Start of RECORDS FOR THE EXERCISE
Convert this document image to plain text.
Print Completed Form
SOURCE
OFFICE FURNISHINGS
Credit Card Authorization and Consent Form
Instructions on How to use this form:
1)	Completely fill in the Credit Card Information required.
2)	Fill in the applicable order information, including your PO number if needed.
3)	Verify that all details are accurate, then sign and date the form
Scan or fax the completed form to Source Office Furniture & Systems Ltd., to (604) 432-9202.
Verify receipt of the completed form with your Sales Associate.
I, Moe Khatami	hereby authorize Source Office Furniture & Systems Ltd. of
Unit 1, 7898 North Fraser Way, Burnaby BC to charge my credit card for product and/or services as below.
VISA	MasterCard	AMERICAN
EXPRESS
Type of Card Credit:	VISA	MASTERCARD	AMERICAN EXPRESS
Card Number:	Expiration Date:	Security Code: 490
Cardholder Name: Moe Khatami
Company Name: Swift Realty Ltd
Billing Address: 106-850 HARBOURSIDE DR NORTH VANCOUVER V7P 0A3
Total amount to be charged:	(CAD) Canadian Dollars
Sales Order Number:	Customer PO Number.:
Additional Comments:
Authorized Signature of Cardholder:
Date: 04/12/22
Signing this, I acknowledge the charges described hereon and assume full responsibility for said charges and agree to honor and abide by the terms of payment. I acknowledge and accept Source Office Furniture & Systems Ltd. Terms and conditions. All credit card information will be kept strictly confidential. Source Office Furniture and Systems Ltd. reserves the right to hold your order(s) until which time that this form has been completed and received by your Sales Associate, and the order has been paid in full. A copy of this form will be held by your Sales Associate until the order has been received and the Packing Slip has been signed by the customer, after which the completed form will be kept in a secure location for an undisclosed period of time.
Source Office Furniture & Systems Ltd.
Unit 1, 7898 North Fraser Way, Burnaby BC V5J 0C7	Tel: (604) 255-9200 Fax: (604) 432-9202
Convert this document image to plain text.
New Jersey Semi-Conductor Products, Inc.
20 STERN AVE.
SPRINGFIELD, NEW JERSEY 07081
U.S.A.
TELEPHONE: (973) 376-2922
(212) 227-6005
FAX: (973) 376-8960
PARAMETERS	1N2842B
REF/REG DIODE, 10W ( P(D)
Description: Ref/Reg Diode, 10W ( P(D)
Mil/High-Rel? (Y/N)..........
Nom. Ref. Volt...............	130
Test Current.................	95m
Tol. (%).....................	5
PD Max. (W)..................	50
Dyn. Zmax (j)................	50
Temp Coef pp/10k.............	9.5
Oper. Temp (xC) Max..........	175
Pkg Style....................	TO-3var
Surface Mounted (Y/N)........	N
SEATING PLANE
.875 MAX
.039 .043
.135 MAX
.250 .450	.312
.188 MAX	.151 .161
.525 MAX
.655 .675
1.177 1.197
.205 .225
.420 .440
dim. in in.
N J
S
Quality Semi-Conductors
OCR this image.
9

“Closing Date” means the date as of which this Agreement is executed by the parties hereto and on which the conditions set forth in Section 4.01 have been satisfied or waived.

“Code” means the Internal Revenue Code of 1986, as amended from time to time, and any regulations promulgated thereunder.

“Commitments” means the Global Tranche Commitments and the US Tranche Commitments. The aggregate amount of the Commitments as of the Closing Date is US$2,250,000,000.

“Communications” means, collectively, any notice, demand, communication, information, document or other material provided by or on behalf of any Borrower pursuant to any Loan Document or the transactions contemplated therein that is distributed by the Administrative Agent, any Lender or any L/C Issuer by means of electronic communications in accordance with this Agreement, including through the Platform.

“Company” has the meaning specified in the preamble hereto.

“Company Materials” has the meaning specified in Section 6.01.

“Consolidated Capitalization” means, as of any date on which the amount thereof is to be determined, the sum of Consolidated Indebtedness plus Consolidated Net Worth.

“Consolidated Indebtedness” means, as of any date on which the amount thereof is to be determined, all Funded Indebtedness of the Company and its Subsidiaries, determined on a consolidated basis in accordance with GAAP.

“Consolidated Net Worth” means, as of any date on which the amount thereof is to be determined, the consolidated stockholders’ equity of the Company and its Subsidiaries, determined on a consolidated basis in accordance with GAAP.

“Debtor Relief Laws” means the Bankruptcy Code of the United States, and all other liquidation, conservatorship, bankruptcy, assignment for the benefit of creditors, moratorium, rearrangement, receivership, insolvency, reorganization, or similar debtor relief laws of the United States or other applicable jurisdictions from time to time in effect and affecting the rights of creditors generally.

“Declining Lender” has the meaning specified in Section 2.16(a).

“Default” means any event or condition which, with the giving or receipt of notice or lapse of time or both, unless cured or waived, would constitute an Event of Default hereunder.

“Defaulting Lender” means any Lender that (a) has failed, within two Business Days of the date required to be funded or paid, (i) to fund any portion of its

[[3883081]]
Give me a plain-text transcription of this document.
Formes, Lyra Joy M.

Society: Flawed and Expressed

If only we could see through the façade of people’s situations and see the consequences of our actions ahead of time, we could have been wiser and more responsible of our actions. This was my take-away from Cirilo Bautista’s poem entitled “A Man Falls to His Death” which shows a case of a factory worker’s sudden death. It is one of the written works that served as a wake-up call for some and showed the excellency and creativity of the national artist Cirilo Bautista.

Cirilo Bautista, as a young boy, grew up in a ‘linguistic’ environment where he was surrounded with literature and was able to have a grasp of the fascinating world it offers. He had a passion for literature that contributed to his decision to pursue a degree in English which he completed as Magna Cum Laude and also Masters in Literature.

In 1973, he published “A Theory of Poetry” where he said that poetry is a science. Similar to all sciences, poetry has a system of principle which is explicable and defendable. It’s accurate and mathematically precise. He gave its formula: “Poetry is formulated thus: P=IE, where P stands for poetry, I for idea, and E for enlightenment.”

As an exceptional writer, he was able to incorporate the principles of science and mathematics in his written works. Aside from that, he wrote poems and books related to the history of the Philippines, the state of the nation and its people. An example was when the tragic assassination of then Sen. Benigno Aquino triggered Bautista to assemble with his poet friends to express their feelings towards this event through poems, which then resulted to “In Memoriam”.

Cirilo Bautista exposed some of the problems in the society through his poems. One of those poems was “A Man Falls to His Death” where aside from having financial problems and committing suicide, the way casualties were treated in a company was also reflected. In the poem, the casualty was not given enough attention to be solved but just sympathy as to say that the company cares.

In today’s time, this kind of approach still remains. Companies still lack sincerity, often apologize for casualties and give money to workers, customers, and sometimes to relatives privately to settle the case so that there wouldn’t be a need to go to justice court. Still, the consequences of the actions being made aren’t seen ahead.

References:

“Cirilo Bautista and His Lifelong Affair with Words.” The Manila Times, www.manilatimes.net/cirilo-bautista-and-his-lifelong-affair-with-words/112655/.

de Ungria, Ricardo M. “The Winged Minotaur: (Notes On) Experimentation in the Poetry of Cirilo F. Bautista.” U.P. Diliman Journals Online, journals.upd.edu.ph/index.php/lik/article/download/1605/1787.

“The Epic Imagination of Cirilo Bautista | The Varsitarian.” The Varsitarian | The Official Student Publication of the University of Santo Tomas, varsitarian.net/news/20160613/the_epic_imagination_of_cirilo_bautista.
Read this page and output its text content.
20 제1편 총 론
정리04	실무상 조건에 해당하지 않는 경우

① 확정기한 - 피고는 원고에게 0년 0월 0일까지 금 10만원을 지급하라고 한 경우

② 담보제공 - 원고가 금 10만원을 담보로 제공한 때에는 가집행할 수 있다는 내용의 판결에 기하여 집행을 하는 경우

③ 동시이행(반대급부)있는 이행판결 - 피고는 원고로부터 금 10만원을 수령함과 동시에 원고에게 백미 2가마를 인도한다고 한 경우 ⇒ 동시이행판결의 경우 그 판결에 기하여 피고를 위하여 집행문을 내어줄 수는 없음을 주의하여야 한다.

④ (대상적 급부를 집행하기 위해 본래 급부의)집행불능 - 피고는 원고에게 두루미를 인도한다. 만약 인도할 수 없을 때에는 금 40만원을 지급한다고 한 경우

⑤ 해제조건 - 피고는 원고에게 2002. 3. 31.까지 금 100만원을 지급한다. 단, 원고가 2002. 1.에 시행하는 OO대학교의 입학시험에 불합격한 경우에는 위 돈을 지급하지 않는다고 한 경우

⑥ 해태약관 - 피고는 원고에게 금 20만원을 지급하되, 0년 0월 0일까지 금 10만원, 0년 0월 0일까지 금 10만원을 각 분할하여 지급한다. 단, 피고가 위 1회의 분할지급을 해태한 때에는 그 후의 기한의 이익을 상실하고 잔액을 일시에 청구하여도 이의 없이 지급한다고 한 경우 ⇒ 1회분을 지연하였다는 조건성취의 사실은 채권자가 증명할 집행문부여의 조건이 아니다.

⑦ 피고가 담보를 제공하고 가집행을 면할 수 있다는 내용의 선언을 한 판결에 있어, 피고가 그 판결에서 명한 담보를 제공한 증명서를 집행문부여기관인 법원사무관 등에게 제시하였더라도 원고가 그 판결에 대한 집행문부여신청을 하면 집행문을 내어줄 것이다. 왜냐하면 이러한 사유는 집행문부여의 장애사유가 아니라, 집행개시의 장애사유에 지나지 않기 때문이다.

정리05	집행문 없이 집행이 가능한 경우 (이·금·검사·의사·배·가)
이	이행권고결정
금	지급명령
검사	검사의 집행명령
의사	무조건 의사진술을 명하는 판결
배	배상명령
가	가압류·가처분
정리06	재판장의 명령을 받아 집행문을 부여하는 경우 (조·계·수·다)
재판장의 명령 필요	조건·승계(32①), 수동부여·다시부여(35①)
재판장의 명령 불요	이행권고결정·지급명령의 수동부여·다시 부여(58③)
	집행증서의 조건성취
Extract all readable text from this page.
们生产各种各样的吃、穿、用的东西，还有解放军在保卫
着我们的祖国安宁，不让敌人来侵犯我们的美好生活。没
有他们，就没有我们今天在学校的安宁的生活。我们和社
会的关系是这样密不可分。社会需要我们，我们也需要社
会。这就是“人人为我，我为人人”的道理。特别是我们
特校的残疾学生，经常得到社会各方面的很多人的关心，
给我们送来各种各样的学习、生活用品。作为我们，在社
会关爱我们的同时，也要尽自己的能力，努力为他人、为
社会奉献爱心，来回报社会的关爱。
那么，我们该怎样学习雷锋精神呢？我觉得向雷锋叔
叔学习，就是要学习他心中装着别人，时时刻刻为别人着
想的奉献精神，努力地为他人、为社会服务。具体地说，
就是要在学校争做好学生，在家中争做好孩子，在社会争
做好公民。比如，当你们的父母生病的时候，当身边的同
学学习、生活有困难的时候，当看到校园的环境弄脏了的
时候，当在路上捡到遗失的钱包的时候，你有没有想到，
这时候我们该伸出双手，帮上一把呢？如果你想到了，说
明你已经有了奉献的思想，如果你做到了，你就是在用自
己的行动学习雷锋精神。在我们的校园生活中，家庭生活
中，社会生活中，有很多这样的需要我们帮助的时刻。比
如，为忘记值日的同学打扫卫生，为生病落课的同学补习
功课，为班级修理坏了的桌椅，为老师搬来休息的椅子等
End of RECORDS FOR THE EXERCISE
**EXERCISE DETAILS**
Each line from the one containing "Extract all readable text from this page." to the final line of the entries above must be returned exactly, and no other line may appear.

**RESULT BELOW**
Extract all readable text from this page.
们生产各种各样的吃、穿、用的东西，还有解放军在保卫
着我们的祖国安宁，不让敌人来侵犯我们的美好生活。没
有他们，就没有我们今天在学校的安宁的生活。我们和社
会的关系是这样密不可分。社会需要我们，我们也需要社
会。这就是“人人为我，我为人人”的道理。特别是我们
特校的残疾学生，经常得到社会各方面的很多人的关心，
给我们送来各种各样的学习、生活用品。作为我们，在社
会关爱我们的同时，也要尽自己的能力，努力为他人、为
社会奉献爱心，来回报社会的关爱。
那么，我们该怎样学习雷锋精神呢？我觉得向雷锋叔
叔学习，就是要学习他心中装着别人，时时刻刻为别人着
想的奉献精神，努力地为他人、为社会服务。具体地说，
就是要在学校争做好学生，在家中争做好孩子，在社会争
做好公民。比如，当你们的父母生病的时候，当身边的同
学学习、生活有困难的时候，当看到校园的环境弄脏了的
时候，当在路上捡到遗失的钱包的时候，你有没有想到，
这时候我们该伸出双手，帮上一把呢？如果你想到了，说
明你已经有了奉献的思想，如果你做到了，你就是在用自
己的行动学习雷锋精神。在我们的校园生活中，家庭生活
中，社会生活中，有很多这样的需要我们帮助的时刻。比
如，为忘记值日的同学打扫卫生，为生病落课的同学补习
功课，为班级修理坏了的桌椅，为老师搬来休息的椅子等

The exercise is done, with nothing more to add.